Stored data:
※ ※ ※

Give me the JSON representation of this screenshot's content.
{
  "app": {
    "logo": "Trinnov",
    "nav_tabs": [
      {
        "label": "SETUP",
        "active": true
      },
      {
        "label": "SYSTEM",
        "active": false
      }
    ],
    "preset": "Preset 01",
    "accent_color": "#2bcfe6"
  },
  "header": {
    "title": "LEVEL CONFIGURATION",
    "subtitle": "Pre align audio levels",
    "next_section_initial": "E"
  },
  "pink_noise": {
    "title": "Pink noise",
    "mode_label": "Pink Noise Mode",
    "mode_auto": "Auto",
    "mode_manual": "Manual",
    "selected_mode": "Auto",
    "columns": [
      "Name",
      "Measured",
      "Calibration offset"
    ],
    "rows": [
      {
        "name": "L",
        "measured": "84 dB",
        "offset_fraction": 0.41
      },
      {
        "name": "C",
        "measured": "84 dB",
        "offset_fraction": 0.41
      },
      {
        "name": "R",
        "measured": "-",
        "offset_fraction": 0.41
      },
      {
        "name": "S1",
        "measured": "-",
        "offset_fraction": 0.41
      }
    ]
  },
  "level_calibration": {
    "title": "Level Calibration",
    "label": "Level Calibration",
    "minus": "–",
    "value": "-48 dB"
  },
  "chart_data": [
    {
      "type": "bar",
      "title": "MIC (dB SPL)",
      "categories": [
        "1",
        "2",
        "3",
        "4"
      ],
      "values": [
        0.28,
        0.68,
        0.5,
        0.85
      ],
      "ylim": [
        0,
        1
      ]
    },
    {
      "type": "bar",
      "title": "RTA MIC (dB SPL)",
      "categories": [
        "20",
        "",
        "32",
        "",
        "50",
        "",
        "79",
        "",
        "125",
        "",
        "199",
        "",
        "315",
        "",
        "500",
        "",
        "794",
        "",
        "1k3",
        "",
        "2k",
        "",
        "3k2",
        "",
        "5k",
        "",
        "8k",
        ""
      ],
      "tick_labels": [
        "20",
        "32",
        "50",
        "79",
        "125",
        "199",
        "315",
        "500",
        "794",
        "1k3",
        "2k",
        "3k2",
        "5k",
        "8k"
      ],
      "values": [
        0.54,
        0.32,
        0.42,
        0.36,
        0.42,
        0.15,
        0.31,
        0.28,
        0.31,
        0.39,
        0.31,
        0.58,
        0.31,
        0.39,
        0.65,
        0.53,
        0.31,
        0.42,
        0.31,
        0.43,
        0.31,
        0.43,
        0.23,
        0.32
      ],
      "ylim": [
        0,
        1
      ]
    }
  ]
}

※ ※ ※

*TASK DETAILS*
Write out every entry again, keeping each line exactly the same.

*SOLUTION TO THE PROBLEM*
Give me the JSON representation of this screenshot's content.
{
  "app": {
    "logo": "Trinnov",
    "nav_tabs": [
      {
        "label": "SETUP",
        "active": true
      },
      {
        "label": "SYSTEM",
        "active": false
      }
    ],
    "preset": "Preset 01",
    "accent_color": "#2bcfe6"
  },
  "header": {
    "title": "LEVEL CONFIGURATION",
    "subtitle": "Pre align audio levels",
    "next_section_initial": "E"
  },
  "pink_noise": {
    "title": "Pink noise",
    "mode_label": "Pink Noise Mode",
    "mode_auto": "Auto",
    "mode_manual": "Manual",
    "selected_mode": "Auto",
    "columns": [
      "Name",
      "Measured",
      "Calibration offset"
    ],
    "rows": [
      {
        "name": "L",
        "measured": "84 dB",
        "offset_fraction": 0.41
      },
      {
        "name": "C",
        "measured": "84 dB",
        "offset_fraction": 0.41
      },
      {
        "name": "R",
        "measured": "-",
        "offset_fraction": 0.41
      },
      {
        "name": "S1",
        "measured": "-",
        "offset_fraction": 0.41
      }
    ]
  },
  "level_calibration": {
    "title": "Level Calibration",
    "label": "Level Calibration",
    "minus": "–",
    "value": "-48 dB"
  },
  "chart_data": [
    {
      "type": "bar",
      "title": "MIC (dB SPL)",
      "categories": [
        "1",
        "2",
        "3",
        "4"
      ],
      "values": [
        0.28,
        0.68,
        0.5,
        0.85
      ],
      "ylim": [
        0,
        1
      ]
    },
    {
      "type": "bar",
      "title": "RTA MIC (dB SPL)",
      "categories": [
        "20",
        "",
        "32",
        "",
        "50",
        "",
        "79",
        "",
        "125",
        "",
        "199",
        "",
        "315",
        "",
        "500",
        "",
        "794",
        "",
        "1k3",
        "",
        "2k",
        "",
        "3k2",
        "",
        "5k",
        "",
        "8k",
        ""
      ],
      "tick_labels": [
        "20",
        "32",
        "50",
        "79",
        "125",
        "199",
        "315",
        "500",
        "794",
        "1k3",
        "2k",
        "3k2",
        "5k",
        "8k"
      ],
      "values": [
        0.54,
        0.32,
        0.42,
        0.36,
        0.42,
        0.15,
        0.31,
        0.28,
        0.31,
        0.39,
        0.31,
        0.58,
        0.31,
        0.39,
        0.65,
        0.53,
        0.31,
        0.42,
        0.31,
        0.43,
        0.31,
        0.43,
        0.23,
        0.32
      ],
      "ylim": [
        0,
        1
      ]
    }
  ]
}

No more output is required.